Only the pictures are to be left out; set down the rest of the records exactly.

>> Start EXCERPTED RECORDS

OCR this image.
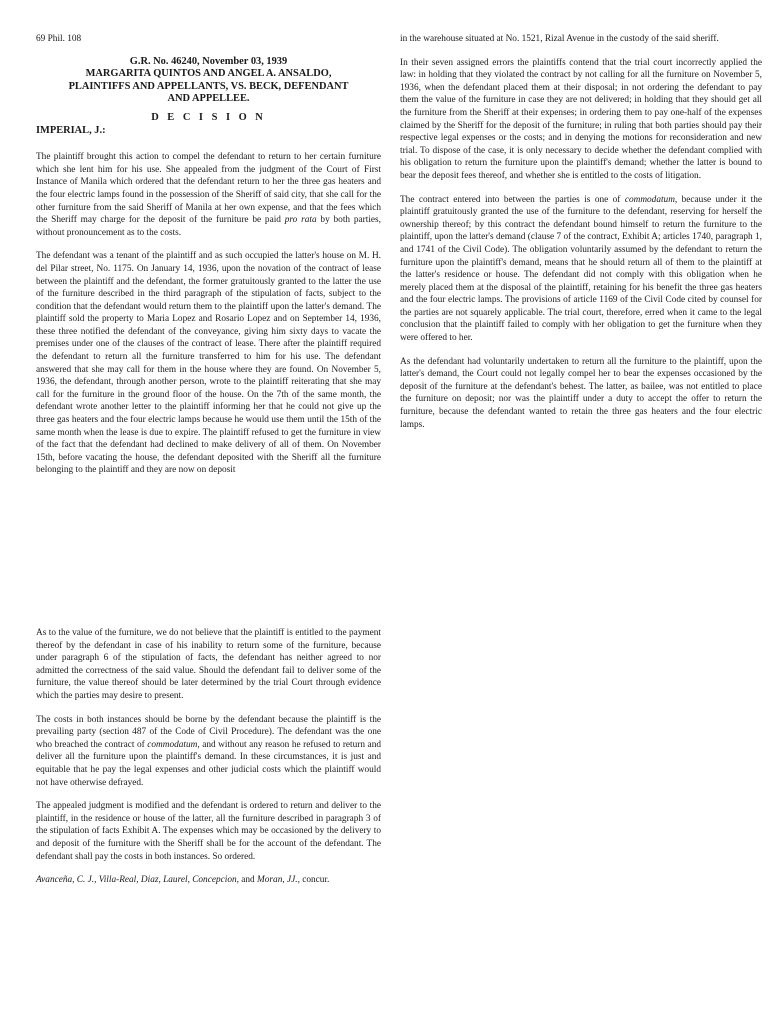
69 Phil. 108
G.R. No. 46240, November 03, 1939
MARGARITA QUINTOS AND ANGEL A. ANSALDO,
PLAINTIFFS AND APPELLANTS, VS. BECK, DEFENDANT
AND APPELLEE.
D E C I S I O N
IMPERIAL, J.:

The plaintiff brought this action to compel the defendant to return to her certain furniture which she lent him for his use. She appealed from the judgment of the Court of First Instance of Manila which ordered that the defendant return to her the three gas heaters and the four electric lamps found in the possession of the Sheriff of said city, that she call for the other furniture from the said Sheriff of Manila at her own expense, and that the fees which the Sheriff may charge for the deposit of the furniture be paid pro rata by both parties, without pronouncement as to the costs.

The defendant was a tenant of the plaintiff and as such occupied the latter's house on M. H. del Pilar street, No. 1175. On January 14, 1936, upon the novation of the contract of lease between the plaintiff and the defendant, the former gratuitously granted to the latter the use of the furniture described in the third paragraph of the stipulation of facts, subject to the condition that the defendant would return them to the plaintiff upon the latter's demand. The plaintiff sold the property to Maria Lopez and Rosario Lopez and on September 14, 1936, these three notified the defendant of the conveyance, giving him sixty days to vacate the premises under one of the clauses of the contract of lease. There after the plaintiff required the defendant to return all the furniture transferred to him for his use. The defendant answered that she may call for them in the house where they are found. On November 5, 1936, the defendant, through another person, wrote to the plaintiff reiterating that she may call for the furniture in the ground floor of the house. On the 7th of the same month, the defendant wrote another letter to the plaintiff informing her that he could not give up the three gas heaters and the four electric lamps because he would use them until the 15th of the same month when the lease is due to expire. The plaintiff refused to get the furniture in view of the fact that the defendant had declined to make delivery of all of them. On November 15th, before vacating the house, the defendant deposited with the Sheriff all the furniture belonging to the plaintiff and they are now on deposit

in the warehouse situated at No. 1521, Rizal Avenue in the custody of the said sheriff.

In their seven assigned errors the plaintiffs contend that the trial court incorrectly applied the law: in holding that they violated the contract by not calling for all the furniture on November 5, 1936, when the defendant placed them at their disposal; in not ordering the defendant to pay them the value of the furniture in case they are not delivered; in holding that they should get all the furniture from the Sheriff at their expenses; in ordering them to pay one-half of the expenses claimed by the Sheriff for the deposit of the furniture; in ruling that both parties should pay their respective legal expenses or the costs; and in denying the motions for reconsideration and new trial. To dispose of the case, it is only necessary to decide whether the defendant complied with his obligation to return the furniture upon the plaintiff's demand; whether the latter is bound to bear the deposit fees thereof, and whether she is entitled to the costs of litigation.

The contract entered into between the parties is one of commodatum, because under it the plaintiff gratuitously granted the use of the furniture to the defendant, reserving for herself the ownership thereof; by this contract the defendant bound himself to return the furniture to the plaintiff, upon the latter's demand (clause 7 of the contract, Exhibit A; articles 1740, paragraph 1, and 1741 of the Civil Code). The obligation voluntarily assumed by the defendant to return the furniture upon the plaintiff's demand, means that he should return all of them to the plaintiff at the latter's residence or house. The defendant did not comply with this obligation when he merely placed them at the disposal of the plaintiff, retaining for his benefit the three gas heaters and the four electric lamps. The provisions of article 1169 of the Civil Code cited by counsel for the parties are not squarely applicable. The trial court, therefore, erred when it came to the legal conclusion that the plaintiff failed to comply with her obligation to get the furniture when they were offered to her.

As the defendant had voluntarily undertaken to return all the furniture to the plaintiff, upon the latter's demand, the Court could not legally compel her to bear the expenses occasioned by the deposit of the furniture at the defendant's behest. The latter, as bailee, was not entitled to place the furniture on deposit; nor was the plaintiff under a duty to accept the offer to return the furniture, because the defendant wanted to retain the three gas heaters and the four electric lamps.

As to the value of the furniture, we do not believe that the plaintiff is entitled to the payment thereof by the defendant in case of his inability to return some of the furniture, because under paragraph 6 of the stipulation of facts, the defendant has neither agreed to nor admitted the correctness of the said value. Should the defendant fail to deliver some of the furniture, the value thereof should be later determined by the trial Court through evidence which the parties may desire to present.

The costs in both instances should be borne by the defendant because the plaintiff is the prevailing party (section 487 of the Code of Civil Procedure). The defendant was the one who breached the contract of commodatum, and without any reason he refused to return and deliver all the furniture upon the plaintiff's demand. In these circumstances, it is just and equitable that he pay the legal expenses and other judicial costs which the plaintiff would not have otherwise defrayed.

The appealed judgment is modified and the defendant is ordered to return and deliver to the plaintiff, in the residence or house of the latter, all the furniture described in paragraph 3 of the stipulation of facts Exhibit A. The expenses which may be occasioned by the delivery to and deposit of the furniture with the Sheriff shall be for the account of the defendant. The defendant shall pay the costs in both instances. So ordered.

Avanceña, C. J., Villa-Real, Diaz, Laurel, Concepcion, and Moran, JJ., concur.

>> End EXCERPTED RECORDS

- RESPONSE -
OCR this image.
69 Phil. 108
G.R. No. 46240, November 03, 1939
MARGARITA QUINTOS AND ANGEL A. ANSALDO,
PLAINTIFFS AND APPELLANTS, VS. BECK, DEFENDANT
AND APPELLEE.
D E C I S I O N
IMPERIAL, J.:

The plaintiff brought this action to compel the defendant to return to her certain furniture which she lent him for his use. She appealed from the judgment of the Court of First Instance of Manila which ordered that the defendant return to her the three gas heaters and the four electric lamps found in the possession of the Sheriff of said city, that she call for the other furniture from the said Sheriff of Manila at her own expense, and that the fees which the Sheriff may charge for the deposit of the furniture be paid pro rata by both parties, without pronouncement as to the costs.

The defendant was a tenant of the plaintiff and as such occupied the latter's house on M. H. del Pilar street, No. 1175. On January 14, 1936, upon the novation of the contract of lease between the plaintiff and the defendant, the former gratuitously granted to the latter the use of the furniture described in the third paragraph of the stipulation of facts, subject to the condition that the defendant would return them to the plaintiff upon the latter's demand. The plaintiff sold the property to Maria Lopez and Rosario Lopez and on September 14, 1936, these three notified the defendant of the conveyance, giving him sixty days to vacate the premises under one of the clauses of the contract of lease. There after the plaintiff required the defendant to return all the furniture transferred to him for his use. The defendant answered that she may call for them in the house where they are found. On November 5, 1936, the defendant, through another person, wrote to the plaintiff reiterating that she may call for the furniture in the ground floor of the house. On the 7th of the same month, the defendant wrote another letter to the plaintiff informing her that he could not give up the three gas heaters and the four electric lamps because he would use them until the 15th of the same month when the lease is due to expire. The plaintiff refused to get the furniture in view of the fact that the defendant had declined to make delivery of all of them. On November 15th, before vacating the house, the defendant deposited with the Sheriff all the furniture belonging to the plaintiff and they are now on deposit

in the warehouse situated at No. 1521, Rizal Avenue in the custody of the said sheriff.

In their seven assigned errors the plaintiffs contend that the trial court incorrectly applied the law: in holding that they violated the contract by not calling for all the furniture on November 5, 1936, when the defendant placed them at their disposal; in not ordering the defendant to pay them the value of the furniture in case they are not delivered; in holding that they should get all the furniture from the Sheriff at their expenses; in ordering them to pay one-half of the expenses claimed by the Sheriff for the deposit of the furniture; in ruling that both parties should pay their respective legal expenses or the costs; and in denying the motions for reconsideration and new trial. To dispose of the case, it is only necessary to decide whether the defendant complied with his obligation to return the furniture upon the plaintiff's demand; whether the latter is bound to bear the deposit fees thereof, and whether she is entitled to the costs of litigation.

The contract entered into between the parties is one of commodatum, because under it the plaintiff gratuitously granted the use of the furniture to the defendant, reserving for herself the ownership thereof; by this contract the defendant bound himself to return the furniture to the plaintiff, upon the latter's demand (clause 7 of the contract, Exhibit A; articles 1740, paragraph 1, and 1741 of the Civil Code). The obligation voluntarily assumed by the defendant to return the furniture upon the plaintiff's demand, means that he should return all of them to the plaintiff at the latter's residence or house. The defendant did not comply with this obligation when he merely placed them at the disposal of the plaintiff, retaining for his benefit the three gas heaters and the four electric lamps. The provisions of article 1169 of the Civil Code cited by counsel for the parties are not squarely applicable. The trial court, therefore, erred when it came to the legal conclusion that the plaintiff failed to comply with her obligation to get the furniture when they were offered to her.

As the defendant had voluntarily undertaken to return all the furniture to the plaintiff, upon the latter's demand, the Court could not legally compel her to bear the expenses occasioned by the deposit of the furniture at the defendant's behest. The latter, as bailee, was not entitled to place the furniture on deposit; nor was the plaintiff under a duty to accept the offer to return the furniture, because the defendant wanted to retain the three gas heaters and the four electric lamps.

As to the value of the furniture, we do not believe that the plaintiff is entitled to the payment thereof by the defendant in case of his inability to return some of the furniture, because under paragraph 6 of the stipulation of facts, the defendant has neither agreed to nor admitted the correctness of the said value. Should the defendant fail to deliver some of the furniture, the value thereof should be later determined by the trial Court through evidence which the parties may desire to present.

The costs in both instances should be borne by the defendant because the plaintiff is the prevailing party (section 487 of the Code of Civil Procedure). The defendant was the one who breached the contract of commodatum, and without any reason he refused to return and deliver all the furniture upon the plaintiff's demand. In these circumstances, it is just and equitable that he pay the legal expenses and other judicial costs which the plaintiff would not have otherwise defrayed.

The appealed judgment is modified and the defendant is ordered to return and deliver to the plaintiff, in the residence or house of the latter, all the furniture described in paragraph 3 of the stipulation of facts Exhibit A. The expenses which may be occasioned by the delivery to and deposit of the furniture with the Sheriff shall be for the account of the defendant. The defendant shall pay the costs in both instances. So ordered.

Avanceña, C. J., Villa-Real, Diaz, Laurel, Concepcion, and Moran, JJ., concur.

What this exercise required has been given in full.